- [Data entries]
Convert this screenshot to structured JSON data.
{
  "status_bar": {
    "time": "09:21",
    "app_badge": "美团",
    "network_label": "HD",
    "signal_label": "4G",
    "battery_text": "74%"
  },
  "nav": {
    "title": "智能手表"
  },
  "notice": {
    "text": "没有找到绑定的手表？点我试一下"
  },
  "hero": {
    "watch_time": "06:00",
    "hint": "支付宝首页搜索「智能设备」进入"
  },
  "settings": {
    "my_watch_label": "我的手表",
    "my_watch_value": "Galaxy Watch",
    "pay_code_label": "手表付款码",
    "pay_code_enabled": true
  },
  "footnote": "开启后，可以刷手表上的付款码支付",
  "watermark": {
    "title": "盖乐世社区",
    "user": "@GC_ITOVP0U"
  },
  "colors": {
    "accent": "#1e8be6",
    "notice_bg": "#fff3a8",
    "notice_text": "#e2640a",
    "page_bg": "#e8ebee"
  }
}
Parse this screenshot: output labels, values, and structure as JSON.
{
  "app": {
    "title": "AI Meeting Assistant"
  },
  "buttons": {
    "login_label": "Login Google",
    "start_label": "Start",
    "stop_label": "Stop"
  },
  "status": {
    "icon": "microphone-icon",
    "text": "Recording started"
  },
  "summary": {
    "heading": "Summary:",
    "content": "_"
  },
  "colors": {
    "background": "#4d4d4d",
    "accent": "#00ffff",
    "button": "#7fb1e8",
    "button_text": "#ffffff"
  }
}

- [Aim] Please restate the records in full, word for word.

- [Task response]
Convert this screenshot to structured JSON data.
{
  "status_bar": {
    "time": "09:21",
    "app_badge": "美团",
    "network_label": "HD",
    "signal_label": "4G",
    "battery_text": "74%"
  },
  "nav": {
    "title": "智能手表"
  },
  "notice": {
    "text": "没有找到绑定的手表？点我试一下"
  },
  "hero": {
    "watch_time": "06:00",
    "hint": "支付宝首页搜索「智能设备」进入"
  },
  "settings": {
    "my_watch_label": "我的手表",
    "my_watch_value": "Galaxy Watch",
    "pay_code_label": "手表付款码",
    "pay_code_enabled": true
  },
  "footnote": "开启后，可以刷手表上的付款码支付",
  "watermark": {
    "title": "盖乐世社区",
    "user": "@GC_ITOVP0U"
  },
  "colors": {
    "accent": "#1e8be6",
    "notice_bg": "#fff3a8",
    "notice_text": "#e2640a",
    "page_bg": "#e8ebee"
  }
}
Parse this screenshot: output labels, values, and structure as JSON.
{
  "app": {
    "title": "AI Meeting Assistant"
  },
  "buttons": {
    "login_label": "Login Google",
    "start_label": "Start",
    "stop_label": "Stop"
  },
  "status": {
    "icon": "microphone-icon",
    "text": "Recording started"
  },
  "summary": {
    "heading": "Summary:",
    "content": "_"
  },
  "colors": {
    "background": "#4d4d4d",
    "accent": "#00ffff",
    "button": "#7fb1e8",
    "button_text": "#ffffff"
  }
}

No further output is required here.